* [Task statement]
Examine the records and identify each line that includes the string "xlabel". Copy those lines.

BEGIN Data listing

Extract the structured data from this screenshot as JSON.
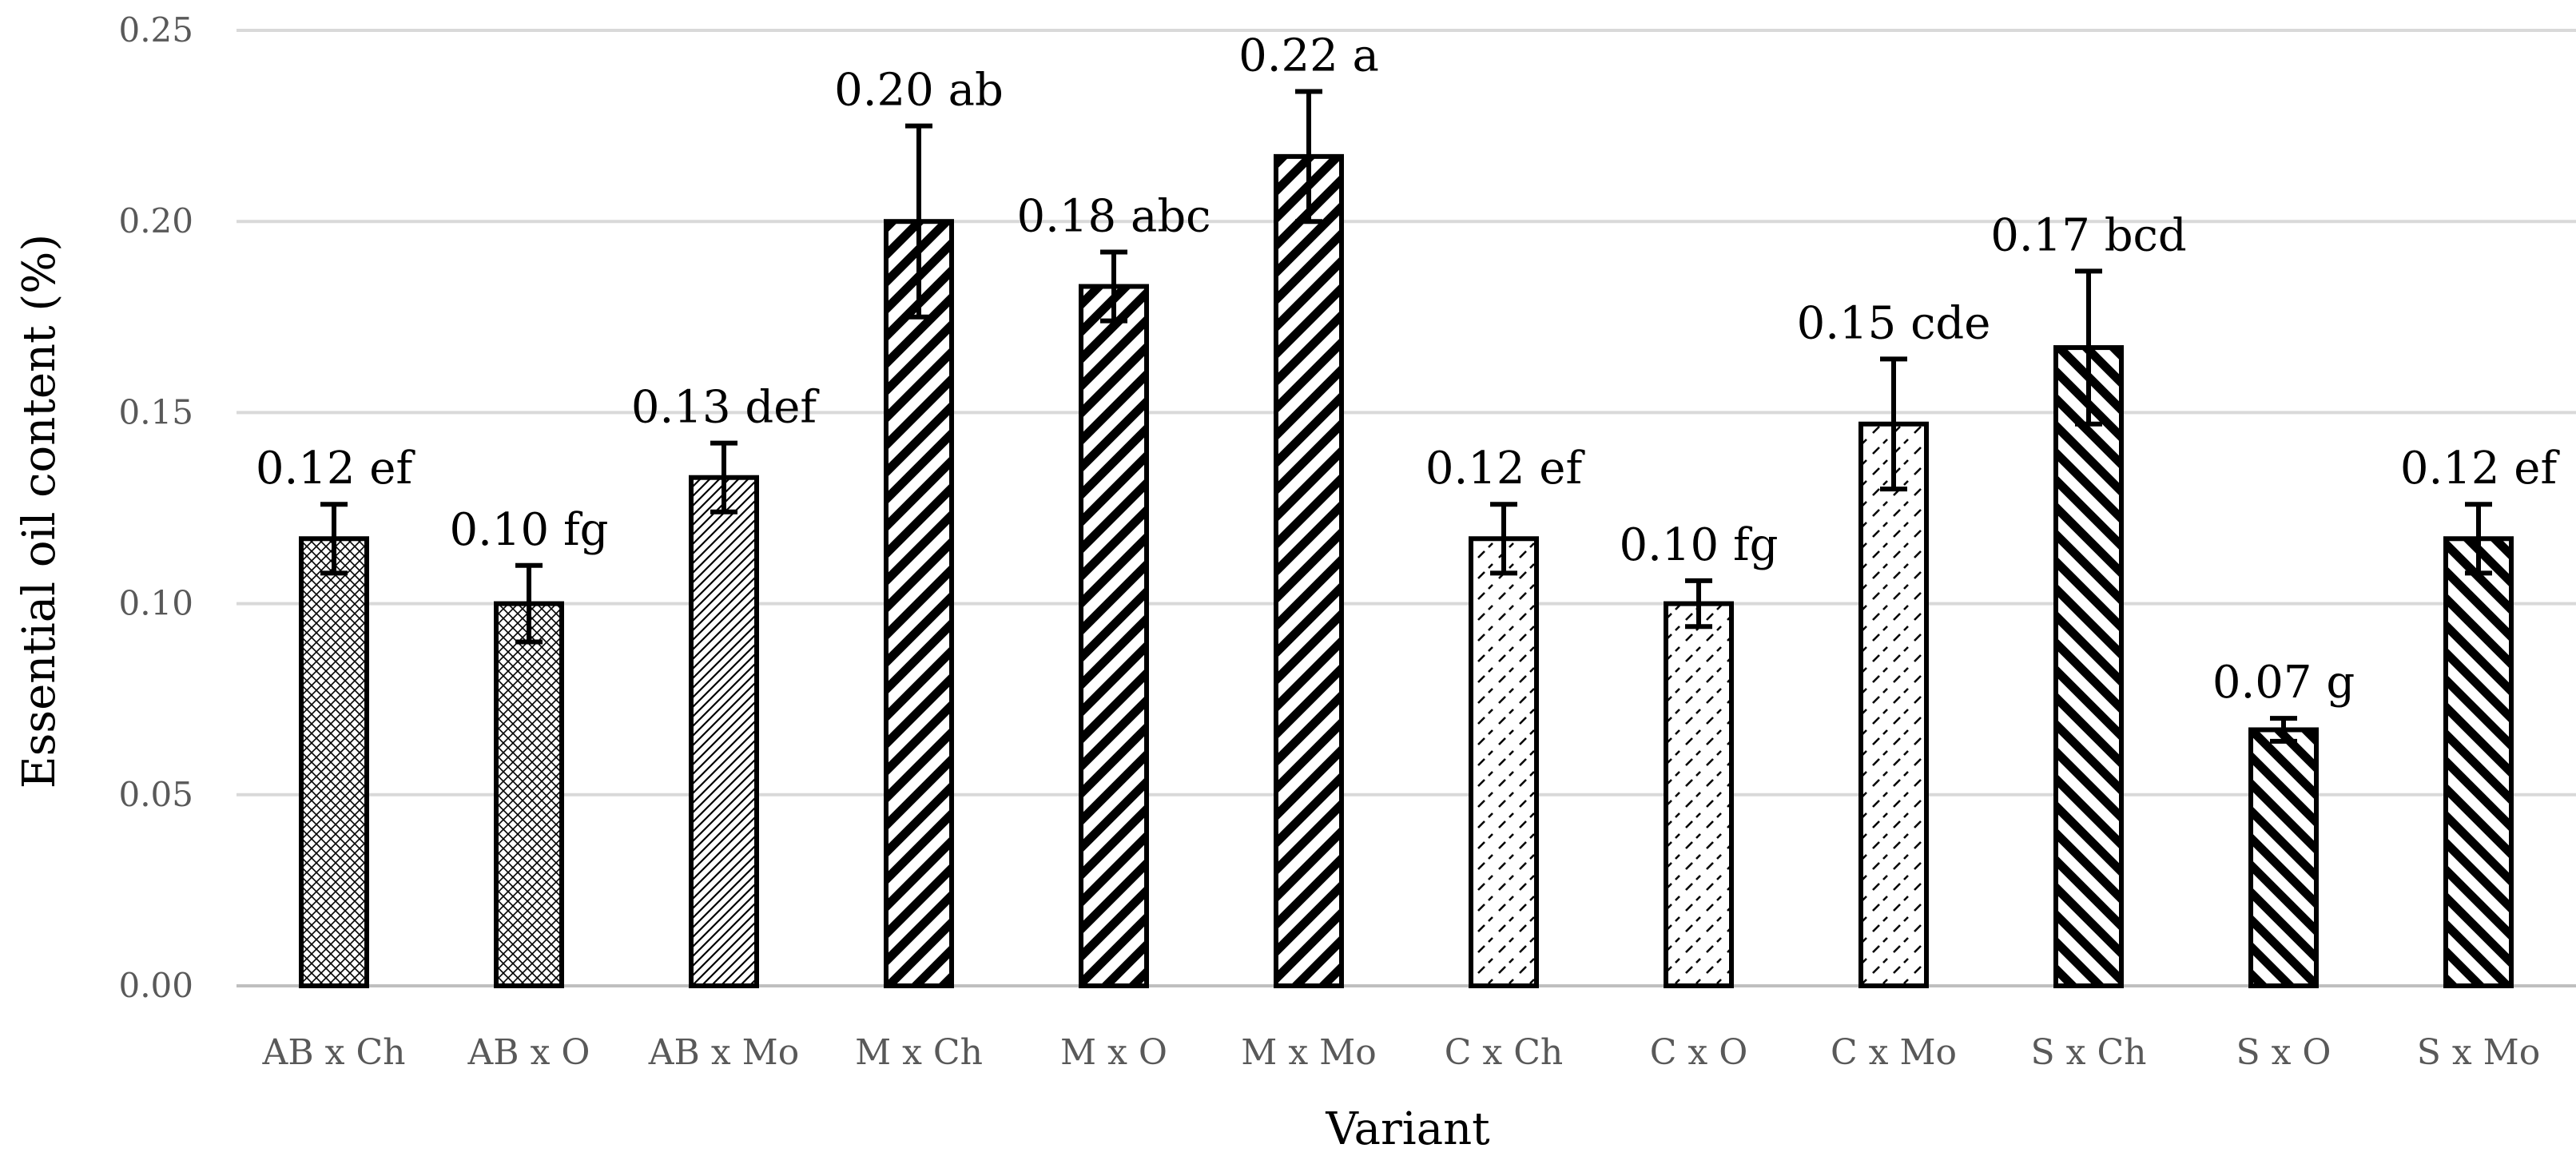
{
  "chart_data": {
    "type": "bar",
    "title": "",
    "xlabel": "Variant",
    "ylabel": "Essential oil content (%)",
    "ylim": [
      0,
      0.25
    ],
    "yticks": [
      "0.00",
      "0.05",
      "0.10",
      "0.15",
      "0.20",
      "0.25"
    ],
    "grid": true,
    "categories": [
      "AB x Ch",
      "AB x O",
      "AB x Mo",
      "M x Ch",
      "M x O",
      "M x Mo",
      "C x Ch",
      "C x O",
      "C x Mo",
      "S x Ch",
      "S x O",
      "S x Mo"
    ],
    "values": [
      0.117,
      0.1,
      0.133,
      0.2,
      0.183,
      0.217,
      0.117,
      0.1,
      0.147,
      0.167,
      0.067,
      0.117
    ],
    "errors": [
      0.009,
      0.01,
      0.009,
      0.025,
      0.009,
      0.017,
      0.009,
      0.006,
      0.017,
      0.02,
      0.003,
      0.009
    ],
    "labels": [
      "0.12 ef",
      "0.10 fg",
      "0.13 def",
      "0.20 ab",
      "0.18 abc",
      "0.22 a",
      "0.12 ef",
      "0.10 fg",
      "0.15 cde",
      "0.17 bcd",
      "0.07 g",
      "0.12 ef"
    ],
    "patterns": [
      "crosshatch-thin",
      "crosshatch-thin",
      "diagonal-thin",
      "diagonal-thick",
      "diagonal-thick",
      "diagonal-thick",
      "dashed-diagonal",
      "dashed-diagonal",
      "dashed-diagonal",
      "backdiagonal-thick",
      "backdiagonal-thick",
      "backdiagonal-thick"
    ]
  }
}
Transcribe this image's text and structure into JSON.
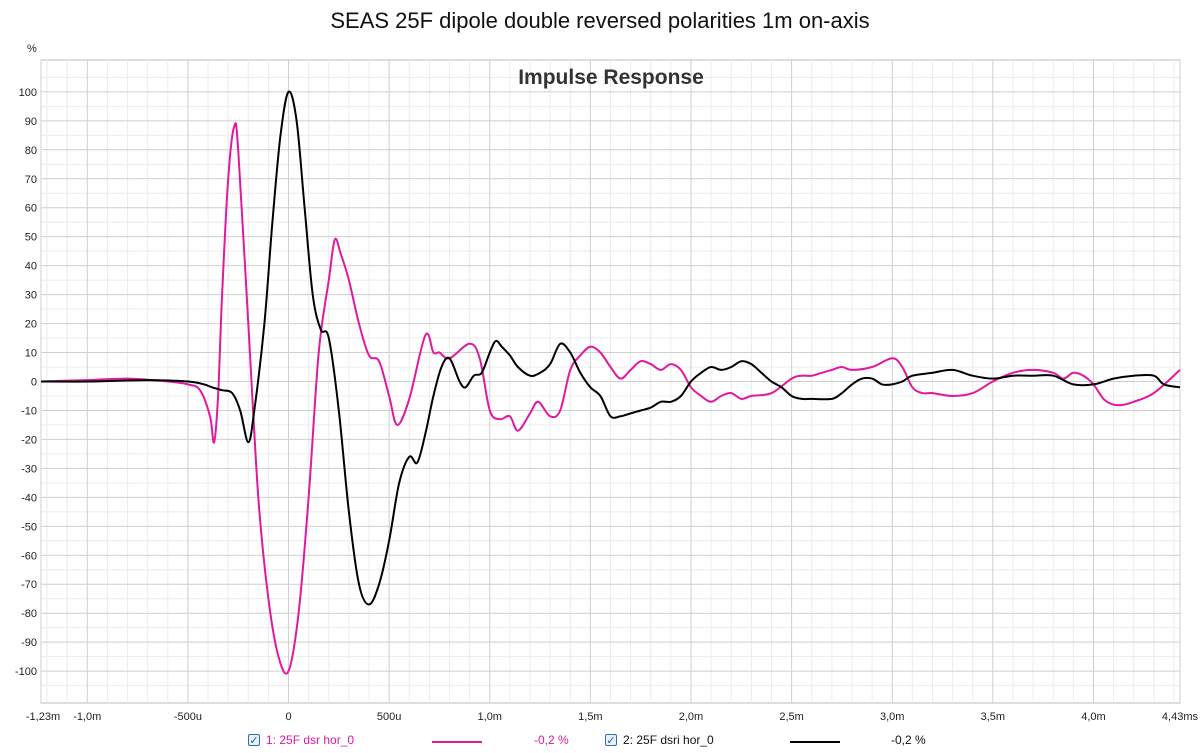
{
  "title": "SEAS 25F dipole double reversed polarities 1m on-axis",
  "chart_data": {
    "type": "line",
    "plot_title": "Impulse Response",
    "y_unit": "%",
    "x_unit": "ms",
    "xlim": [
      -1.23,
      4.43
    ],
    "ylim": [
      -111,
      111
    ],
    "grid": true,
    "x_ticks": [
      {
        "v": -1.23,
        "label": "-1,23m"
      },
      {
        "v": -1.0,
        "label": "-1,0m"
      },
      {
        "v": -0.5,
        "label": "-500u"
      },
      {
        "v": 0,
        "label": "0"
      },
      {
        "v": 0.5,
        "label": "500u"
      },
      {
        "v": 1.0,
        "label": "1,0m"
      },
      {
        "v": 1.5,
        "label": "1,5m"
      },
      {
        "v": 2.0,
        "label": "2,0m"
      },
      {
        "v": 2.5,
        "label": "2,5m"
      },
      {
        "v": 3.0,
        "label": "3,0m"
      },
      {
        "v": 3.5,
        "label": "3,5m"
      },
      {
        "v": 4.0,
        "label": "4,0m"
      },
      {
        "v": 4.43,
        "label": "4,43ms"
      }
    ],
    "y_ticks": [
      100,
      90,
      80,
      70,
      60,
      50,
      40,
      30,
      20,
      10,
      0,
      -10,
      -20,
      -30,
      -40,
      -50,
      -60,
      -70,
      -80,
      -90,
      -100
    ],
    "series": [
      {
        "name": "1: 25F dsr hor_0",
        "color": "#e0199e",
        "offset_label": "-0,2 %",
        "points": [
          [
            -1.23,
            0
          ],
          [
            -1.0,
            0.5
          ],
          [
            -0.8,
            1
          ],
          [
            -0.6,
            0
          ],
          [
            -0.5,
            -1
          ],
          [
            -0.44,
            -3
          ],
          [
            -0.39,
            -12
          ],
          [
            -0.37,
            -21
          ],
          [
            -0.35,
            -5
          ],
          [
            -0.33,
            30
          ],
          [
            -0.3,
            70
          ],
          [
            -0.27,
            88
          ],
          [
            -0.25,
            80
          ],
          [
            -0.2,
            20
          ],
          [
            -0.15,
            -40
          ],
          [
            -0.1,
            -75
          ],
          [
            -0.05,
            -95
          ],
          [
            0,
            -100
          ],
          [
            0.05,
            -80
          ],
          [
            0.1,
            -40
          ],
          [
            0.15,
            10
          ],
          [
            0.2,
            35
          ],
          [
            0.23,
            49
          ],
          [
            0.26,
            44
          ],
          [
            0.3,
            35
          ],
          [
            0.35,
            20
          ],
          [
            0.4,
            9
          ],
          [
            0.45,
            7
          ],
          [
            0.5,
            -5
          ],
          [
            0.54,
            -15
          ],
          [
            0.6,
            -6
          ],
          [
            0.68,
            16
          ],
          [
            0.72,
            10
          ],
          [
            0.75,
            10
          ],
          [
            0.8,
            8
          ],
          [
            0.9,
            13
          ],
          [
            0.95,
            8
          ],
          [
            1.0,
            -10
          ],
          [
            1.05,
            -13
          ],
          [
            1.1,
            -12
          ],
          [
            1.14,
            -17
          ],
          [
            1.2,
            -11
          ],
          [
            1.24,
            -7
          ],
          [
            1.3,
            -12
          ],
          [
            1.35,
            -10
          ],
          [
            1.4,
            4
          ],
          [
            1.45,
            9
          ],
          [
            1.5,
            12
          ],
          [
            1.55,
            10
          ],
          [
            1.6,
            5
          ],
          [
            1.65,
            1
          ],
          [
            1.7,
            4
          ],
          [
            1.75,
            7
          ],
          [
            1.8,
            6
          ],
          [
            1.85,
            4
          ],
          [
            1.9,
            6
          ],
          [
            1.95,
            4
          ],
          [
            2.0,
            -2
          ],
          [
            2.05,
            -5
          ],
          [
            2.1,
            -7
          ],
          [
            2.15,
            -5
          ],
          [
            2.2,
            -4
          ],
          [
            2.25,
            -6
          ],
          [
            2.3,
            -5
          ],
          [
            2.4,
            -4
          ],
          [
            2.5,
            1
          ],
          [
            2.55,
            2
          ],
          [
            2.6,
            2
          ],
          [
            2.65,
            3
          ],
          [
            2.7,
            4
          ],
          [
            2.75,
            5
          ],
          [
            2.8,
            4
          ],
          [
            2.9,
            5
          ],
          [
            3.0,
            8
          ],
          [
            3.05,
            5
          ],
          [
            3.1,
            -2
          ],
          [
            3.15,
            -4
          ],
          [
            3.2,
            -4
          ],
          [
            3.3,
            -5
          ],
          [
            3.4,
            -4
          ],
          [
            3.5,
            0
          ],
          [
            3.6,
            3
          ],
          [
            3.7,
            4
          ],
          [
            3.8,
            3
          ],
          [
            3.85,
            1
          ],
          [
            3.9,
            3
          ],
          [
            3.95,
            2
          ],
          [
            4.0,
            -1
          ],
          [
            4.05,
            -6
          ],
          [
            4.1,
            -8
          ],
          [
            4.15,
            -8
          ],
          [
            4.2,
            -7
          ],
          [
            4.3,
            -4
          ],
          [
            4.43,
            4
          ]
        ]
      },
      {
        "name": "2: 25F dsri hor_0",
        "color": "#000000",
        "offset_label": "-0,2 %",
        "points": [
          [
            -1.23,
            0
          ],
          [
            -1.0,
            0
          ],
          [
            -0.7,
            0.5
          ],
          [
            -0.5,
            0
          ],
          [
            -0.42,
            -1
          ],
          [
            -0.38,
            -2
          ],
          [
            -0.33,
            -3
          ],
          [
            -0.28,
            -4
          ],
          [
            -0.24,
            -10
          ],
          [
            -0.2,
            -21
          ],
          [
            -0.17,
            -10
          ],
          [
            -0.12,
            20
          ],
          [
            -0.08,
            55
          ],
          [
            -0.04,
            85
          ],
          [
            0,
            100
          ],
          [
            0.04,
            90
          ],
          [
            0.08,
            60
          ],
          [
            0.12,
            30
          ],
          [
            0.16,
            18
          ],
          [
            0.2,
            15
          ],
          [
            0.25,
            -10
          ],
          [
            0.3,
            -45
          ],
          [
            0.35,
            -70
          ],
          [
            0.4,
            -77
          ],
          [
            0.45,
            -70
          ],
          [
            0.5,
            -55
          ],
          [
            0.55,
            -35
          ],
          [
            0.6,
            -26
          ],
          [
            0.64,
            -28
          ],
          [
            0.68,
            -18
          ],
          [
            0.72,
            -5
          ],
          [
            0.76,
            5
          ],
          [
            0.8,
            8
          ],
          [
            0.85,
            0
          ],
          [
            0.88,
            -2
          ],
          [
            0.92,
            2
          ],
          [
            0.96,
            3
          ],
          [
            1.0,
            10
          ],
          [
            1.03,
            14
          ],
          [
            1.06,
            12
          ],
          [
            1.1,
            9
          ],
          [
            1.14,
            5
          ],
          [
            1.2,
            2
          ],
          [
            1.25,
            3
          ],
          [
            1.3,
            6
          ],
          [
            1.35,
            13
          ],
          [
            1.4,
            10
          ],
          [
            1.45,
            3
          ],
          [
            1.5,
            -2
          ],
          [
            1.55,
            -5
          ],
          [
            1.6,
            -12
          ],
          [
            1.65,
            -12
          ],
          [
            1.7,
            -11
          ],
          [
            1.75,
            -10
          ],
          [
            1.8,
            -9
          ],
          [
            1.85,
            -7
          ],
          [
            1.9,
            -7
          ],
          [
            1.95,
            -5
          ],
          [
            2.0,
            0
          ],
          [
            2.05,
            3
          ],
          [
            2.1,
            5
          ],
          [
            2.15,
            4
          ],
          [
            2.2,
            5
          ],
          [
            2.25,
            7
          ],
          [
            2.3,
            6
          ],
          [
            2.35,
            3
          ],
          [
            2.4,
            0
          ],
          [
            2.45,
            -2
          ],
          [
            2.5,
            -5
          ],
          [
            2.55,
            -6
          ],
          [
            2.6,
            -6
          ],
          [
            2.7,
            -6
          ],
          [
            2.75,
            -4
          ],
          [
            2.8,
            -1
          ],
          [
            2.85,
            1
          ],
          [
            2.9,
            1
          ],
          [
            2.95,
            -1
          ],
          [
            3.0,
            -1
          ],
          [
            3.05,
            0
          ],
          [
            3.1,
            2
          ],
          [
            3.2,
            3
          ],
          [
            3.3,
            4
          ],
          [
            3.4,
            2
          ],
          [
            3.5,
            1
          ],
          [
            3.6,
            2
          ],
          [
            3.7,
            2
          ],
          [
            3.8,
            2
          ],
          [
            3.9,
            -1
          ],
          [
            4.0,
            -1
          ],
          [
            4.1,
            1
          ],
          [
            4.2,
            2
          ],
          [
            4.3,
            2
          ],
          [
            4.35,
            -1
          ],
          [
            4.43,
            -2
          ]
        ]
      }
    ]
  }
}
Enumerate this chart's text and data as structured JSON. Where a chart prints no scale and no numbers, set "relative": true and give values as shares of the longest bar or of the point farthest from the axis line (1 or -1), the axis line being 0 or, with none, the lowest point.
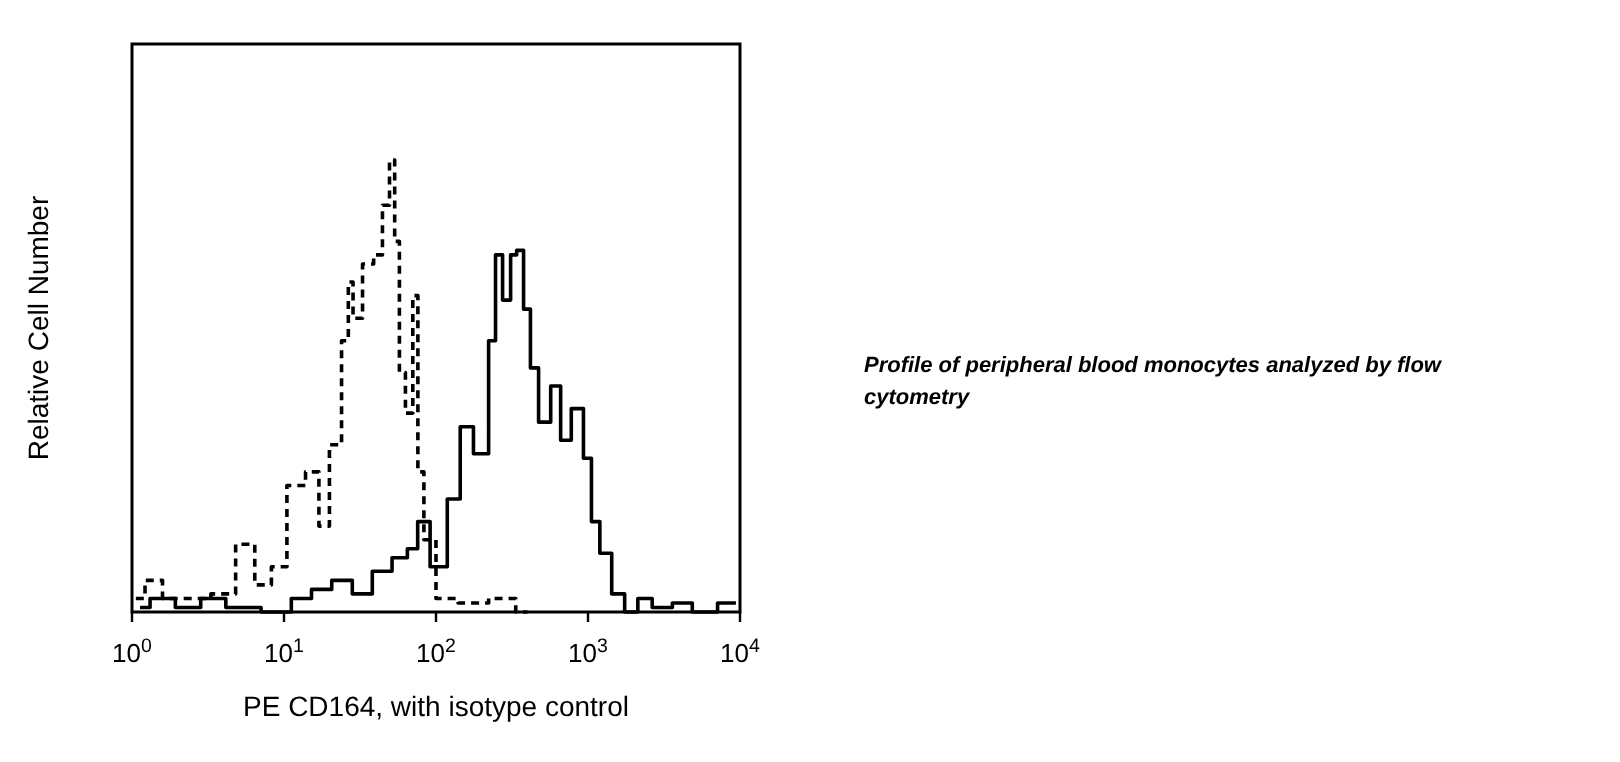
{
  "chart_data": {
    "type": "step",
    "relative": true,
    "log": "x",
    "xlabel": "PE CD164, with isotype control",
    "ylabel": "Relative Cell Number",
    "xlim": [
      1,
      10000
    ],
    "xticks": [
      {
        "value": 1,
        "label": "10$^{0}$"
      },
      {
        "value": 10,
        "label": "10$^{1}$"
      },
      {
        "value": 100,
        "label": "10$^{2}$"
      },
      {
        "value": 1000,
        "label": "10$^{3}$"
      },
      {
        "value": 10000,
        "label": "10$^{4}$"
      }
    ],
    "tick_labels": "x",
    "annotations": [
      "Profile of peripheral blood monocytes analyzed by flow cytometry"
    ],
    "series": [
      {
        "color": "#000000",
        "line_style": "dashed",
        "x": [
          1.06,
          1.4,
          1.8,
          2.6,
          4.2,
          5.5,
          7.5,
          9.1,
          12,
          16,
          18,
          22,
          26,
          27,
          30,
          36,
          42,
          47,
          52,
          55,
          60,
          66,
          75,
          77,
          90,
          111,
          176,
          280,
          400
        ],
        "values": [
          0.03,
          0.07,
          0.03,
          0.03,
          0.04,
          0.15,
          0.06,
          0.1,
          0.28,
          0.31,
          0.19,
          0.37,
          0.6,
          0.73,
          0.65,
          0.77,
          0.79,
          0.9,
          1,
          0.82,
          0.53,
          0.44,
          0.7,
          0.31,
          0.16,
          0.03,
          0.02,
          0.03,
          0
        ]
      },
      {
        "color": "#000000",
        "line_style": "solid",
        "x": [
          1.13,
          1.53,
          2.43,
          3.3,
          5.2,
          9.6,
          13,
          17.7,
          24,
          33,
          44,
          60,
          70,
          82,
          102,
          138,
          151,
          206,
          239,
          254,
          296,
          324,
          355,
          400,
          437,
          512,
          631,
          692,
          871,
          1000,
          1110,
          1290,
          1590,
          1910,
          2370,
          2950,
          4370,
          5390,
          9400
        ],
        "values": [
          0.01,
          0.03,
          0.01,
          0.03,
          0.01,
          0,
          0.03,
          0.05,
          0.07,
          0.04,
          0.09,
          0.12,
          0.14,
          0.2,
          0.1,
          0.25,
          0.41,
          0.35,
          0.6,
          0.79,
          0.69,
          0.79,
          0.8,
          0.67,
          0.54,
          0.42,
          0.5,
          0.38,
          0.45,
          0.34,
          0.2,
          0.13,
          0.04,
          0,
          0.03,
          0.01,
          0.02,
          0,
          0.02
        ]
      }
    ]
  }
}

END Data listing

* [Output of the exercise]
    "xlabel": "Variant",
    "xlabel": "PE CD164, with isotype control",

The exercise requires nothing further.